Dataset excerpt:
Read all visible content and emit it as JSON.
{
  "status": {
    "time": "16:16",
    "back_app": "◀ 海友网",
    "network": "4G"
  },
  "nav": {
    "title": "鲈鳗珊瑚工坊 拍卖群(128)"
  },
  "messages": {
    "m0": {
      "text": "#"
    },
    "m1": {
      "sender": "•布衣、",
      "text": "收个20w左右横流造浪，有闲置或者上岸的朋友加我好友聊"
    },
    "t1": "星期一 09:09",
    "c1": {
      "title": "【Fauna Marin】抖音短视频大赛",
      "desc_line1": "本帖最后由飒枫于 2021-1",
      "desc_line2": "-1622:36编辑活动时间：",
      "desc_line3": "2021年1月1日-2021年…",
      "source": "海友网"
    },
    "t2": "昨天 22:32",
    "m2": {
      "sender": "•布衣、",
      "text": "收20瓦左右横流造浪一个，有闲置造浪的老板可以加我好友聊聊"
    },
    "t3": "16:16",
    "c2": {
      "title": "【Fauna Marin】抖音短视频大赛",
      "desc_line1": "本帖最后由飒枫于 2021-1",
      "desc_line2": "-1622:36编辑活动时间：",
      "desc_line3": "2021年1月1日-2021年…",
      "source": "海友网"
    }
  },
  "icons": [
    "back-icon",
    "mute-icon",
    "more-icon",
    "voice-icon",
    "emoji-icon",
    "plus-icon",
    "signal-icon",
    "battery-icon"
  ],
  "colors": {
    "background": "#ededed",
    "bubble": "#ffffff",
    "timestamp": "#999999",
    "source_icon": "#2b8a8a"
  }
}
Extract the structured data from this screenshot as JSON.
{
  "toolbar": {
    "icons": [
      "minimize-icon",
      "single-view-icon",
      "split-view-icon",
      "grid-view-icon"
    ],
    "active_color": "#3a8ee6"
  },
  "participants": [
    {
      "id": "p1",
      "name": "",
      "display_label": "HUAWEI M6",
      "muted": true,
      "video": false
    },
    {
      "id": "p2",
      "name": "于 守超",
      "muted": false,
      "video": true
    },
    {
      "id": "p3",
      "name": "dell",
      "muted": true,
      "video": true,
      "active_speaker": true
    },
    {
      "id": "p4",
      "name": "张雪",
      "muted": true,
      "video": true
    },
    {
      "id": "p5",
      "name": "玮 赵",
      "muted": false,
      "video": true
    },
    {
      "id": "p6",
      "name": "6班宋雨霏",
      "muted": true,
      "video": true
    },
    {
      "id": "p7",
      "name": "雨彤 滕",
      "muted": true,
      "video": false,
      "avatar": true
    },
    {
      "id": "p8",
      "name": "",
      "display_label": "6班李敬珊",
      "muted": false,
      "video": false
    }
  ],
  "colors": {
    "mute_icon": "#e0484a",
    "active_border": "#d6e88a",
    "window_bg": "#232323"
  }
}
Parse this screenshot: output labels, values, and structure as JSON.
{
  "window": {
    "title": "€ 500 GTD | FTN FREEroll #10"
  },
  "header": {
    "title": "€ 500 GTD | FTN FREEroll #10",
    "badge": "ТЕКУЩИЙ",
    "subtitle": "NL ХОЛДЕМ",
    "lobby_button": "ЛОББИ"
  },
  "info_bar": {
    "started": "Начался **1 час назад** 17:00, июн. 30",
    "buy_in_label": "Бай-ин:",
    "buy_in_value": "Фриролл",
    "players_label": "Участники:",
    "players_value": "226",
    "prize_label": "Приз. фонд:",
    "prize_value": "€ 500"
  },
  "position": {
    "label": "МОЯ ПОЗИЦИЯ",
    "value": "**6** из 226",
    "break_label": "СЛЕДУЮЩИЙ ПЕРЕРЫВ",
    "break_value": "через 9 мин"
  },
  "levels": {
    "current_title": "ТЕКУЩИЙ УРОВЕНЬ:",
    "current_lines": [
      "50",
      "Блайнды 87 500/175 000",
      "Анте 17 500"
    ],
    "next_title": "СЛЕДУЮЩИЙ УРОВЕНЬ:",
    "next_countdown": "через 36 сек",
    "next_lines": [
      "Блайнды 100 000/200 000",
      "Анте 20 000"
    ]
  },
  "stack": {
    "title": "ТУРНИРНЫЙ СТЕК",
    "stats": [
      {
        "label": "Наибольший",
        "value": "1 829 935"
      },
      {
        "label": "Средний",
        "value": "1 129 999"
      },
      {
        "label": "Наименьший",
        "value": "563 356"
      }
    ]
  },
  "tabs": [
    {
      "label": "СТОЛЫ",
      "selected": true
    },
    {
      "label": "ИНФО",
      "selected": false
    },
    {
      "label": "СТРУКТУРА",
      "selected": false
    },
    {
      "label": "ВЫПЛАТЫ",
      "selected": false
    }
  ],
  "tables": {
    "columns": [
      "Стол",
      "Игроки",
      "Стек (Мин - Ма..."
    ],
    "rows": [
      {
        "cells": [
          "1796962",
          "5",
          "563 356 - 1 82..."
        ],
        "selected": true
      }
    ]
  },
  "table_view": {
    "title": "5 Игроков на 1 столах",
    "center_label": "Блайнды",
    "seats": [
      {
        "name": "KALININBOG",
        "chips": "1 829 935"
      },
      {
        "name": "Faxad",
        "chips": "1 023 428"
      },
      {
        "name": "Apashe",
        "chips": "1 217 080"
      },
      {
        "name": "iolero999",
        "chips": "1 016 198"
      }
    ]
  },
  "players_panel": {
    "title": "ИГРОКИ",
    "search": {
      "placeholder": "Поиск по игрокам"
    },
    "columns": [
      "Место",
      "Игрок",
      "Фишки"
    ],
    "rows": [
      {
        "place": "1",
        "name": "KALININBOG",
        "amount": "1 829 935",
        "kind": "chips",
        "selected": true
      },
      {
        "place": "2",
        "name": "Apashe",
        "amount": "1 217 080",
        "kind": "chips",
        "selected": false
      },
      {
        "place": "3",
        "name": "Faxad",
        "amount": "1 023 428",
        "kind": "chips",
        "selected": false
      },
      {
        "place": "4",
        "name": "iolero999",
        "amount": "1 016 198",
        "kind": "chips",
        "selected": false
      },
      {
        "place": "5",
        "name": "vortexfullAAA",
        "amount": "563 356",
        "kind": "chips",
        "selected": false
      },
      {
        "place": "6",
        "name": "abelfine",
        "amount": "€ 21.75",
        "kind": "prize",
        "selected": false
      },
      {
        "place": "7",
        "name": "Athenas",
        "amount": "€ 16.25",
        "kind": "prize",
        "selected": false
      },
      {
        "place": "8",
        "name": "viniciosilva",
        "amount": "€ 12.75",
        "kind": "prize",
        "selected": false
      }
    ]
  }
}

- [THE TASK] Produce an exact copy of all the records.

- [FULL OUTPUT]
Read all visible content and emit it as JSON.
{
  "status": {
    "time": "16:16",
    "back_app": "◀ 海友网",
    "network": "4G"
  },
  "nav": {
    "title": "鲈鳗珊瑚工坊 拍卖群(128)"
  },
  "messages": {
    "m0": {
      "text": "#"
    },
    "m1": {
      "sender": "•布衣、",
      "text": "收个20w左右横流造浪，有闲置或者上岸的朋友加我好友聊"
    },
    "t1": "星期一 09:09",
    "c1": {
      "title": "【Fauna Marin】抖音短视频大赛",
      "desc_line1": "本帖最后由飒枫于 2021-1",
      "desc_line2": "-1622:36编辑活动时间：",
      "desc_line3": "2021年1月1日-2021年…",
      "source": "海友网"
    },
    "t2": "昨天 22:32",
    "m2": {
      "sender": "•布衣、",
      "text": "收20瓦左右横流造浪一个，有闲置造浪的老板可以加我好友聊聊"
    },
    "t3": "16:16",
    "c2": {
      "title": "【Fauna Marin】抖音短视频大赛",
      "desc_line1": "本帖最后由飒枫于 2021-1",
      "desc_line2": "-1622:36编辑活动时间：",
      "desc_line3": "2021年1月1日-2021年…",
      "source": "海友网"
    }
  },
  "icons": [
    "back-icon",
    "mute-icon",
    "more-icon",
    "voice-icon",
    "emoji-icon",
    "plus-icon",
    "signal-icon",
    "battery-icon"
  ],
  "colors": {
    "background": "#ededed",
    "bubble": "#ffffff",
    "timestamp": "#999999",
    "source_icon": "#2b8a8a"
  }
}
Extract the structured data from this screenshot as JSON.
{
  "toolbar": {
    "icons": [
      "minimize-icon",
      "single-view-icon",
      "split-view-icon",
      "grid-view-icon"
    ],
    "active_color": "#3a8ee6"
  },
  "participants": [
    {
      "id": "p1",
      "name": "",
      "display_label": "HUAWEI M6",
      "muted": true,
      "video": false
    },
    {
      "id": "p2",
      "name": "于 守超",
      "muted": false,
      "video": true
    },
    {
      "id": "p3",
      "name": "dell",
      "muted": true,
      "video": true,
      "active_speaker": true
    },
    {
      "id": "p4",
      "name": "张雪",
      "muted": true,
      "video": true
    },
    {
      "id": "p5",
      "name": "玮 赵",
      "muted": false,
      "video": true
    },
    {
      "id": "p6",
      "name": "6班宋雨霏",
      "muted": true,
      "video": true
    },
    {
      "id": "p7",
      "name": "雨彤 滕",
      "muted": true,
      "video": false,
      "avatar": true
    },
    {
      "id": "p8",
      "name": "",
      "display_label": "6班李敬珊",
      "muted": false,
      "video": false
    }
  ],
  "colors": {
    "mute_icon": "#e0484a",
    "active_border": "#d6e88a",
    "window_bg": "#232323"
  }
}
Parse this screenshot: output labels, values, and structure as JSON.
{
  "window": {
    "title": "€ 500 GTD | FTN FREEroll #10"
  },
  "header": {
    "title": "€ 500 GTD | FTN FREEroll #10",
    "badge": "ТЕКУЩИЙ",
    "subtitle": "NL ХОЛДЕМ",
    "lobby_button": "ЛОББИ"
  },
  "info_bar": {
    "started": "Начался **1 час назад** 17:00, июн. 30",
    "buy_in_label": "Бай-ин:",
    "buy_in_value": "Фриролл",
    "players_label": "Участники:",
    "players_value": "226",
    "prize_label": "Приз. фонд:",
    "prize_value": "€ 500"
  },
  "position": {
    "label": "МОЯ ПОЗИЦИЯ",
    "value": "**6** из 226",
    "break_label": "СЛЕДУЮЩИЙ ПЕРЕРЫВ",
    "break_value": "через 9 мин"
  },
  "levels": {
    "current_title": "ТЕКУЩИЙ УРОВЕНЬ:",
    "current_lines": [
      "50",
      "Блайнды 87 500/175 000",
      "Анте 17 500"
    ],
    "next_title": "СЛЕДУЮЩИЙ УРОВЕНЬ:",
    "next_countdown": "через 36 сек",
    "next_lines": [
      "Блайнды 100 000/200 000",
      "Анте 20 000"
    ]
  },
  "stack": {
    "title": "ТУРНИРНЫЙ СТЕК",
    "stats": [
      {
        "label": "Наибольший",
        "value": "1 829 935"
      },
      {
        "label": "Средний",
        "value": "1 129 999"
      },
      {
        "label": "Наименьший",
        "value": "563 356"
      }
    ]
  },
  "tabs": [
    {
      "label": "СТОЛЫ",
      "selected": true
    },
    {
      "label": "ИНФО",
      "selected": false
    },
    {
      "label": "СТРУКТУРА",
      "selected": false
    },
    {
      "label": "ВЫПЛАТЫ",
      "selected": false
    }
  ],
  "tables": {
    "columns": [
      "Стол",
      "Игроки",
      "Стек (Мин - Ма..."
    ],
    "rows": [
      {
        "cells": [
          "1796962",
          "5",
          "563 356 - 1 82..."
        ],
        "selected": true
      }
    ]
  },
  "table_view": {
    "title": "5 Игроков на 1 столах",
    "center_label": "Блайнды",
    "seats": [
      {
        "name": "KALININBOG",
        "chips": "1 829 935"
      },
      {
        "name": "Faxad",
        "chips": "1 023 428"
      },
      {
        "name": "Apashe",
        "chips": "1 217 080"
      },
      {
        "name": "iolero999",
        "chips": "1 016 198"
      }
    ]
  },
  "players_panel": {
    "title": "ИГРОКИ",
    "search": {
      "placeholder": "Поиск по игрокам"
    },
    "columns": [
      "Место",
      "Игрок",
      "Фишки"
    ],
    "rows": [
      {
        "place": "1",
        "name": "KALININBOG",
        "amount": "1 829 935",
        "kind": "chips",
        "selected": true
      },
      {
        "place": "2",
        "name": "Apashe",
        "amount": "1 217 080",
        "kind": "chips",
        "selected": false
      },
      {
        "place": "3",
        "name": "Faxad",
        "amount": "1 023 428",
        "kind": "chips",
        "selected": false
      },
      {
        "place": "4",
        "name": "iolero999",
        "amount": "1 016 198",
        "kind": "chips",
        "selected": false
      },
      {
        "place": "5",
        "name": "vortexfullAAA",
        "amount": "563 356",
        "kind": "chips",
        "selected": false
      },
      {
        "place": "6",
        "name": "abelfine",
        "amount": "€ 21.75",
        "kind": "prize",
        "selected": false
      },
      {
        "place": "7",
        "name": "Athenas",
        "amount": "€ 16.25",
        "kind": "prize",
        "selected": false
      },
      {
        "place": "8",
        "name": "viniciosilva",
        "amount": "€ 12.75",
        "kind": "prize",
        "selected": false
      }
    ]
  }
}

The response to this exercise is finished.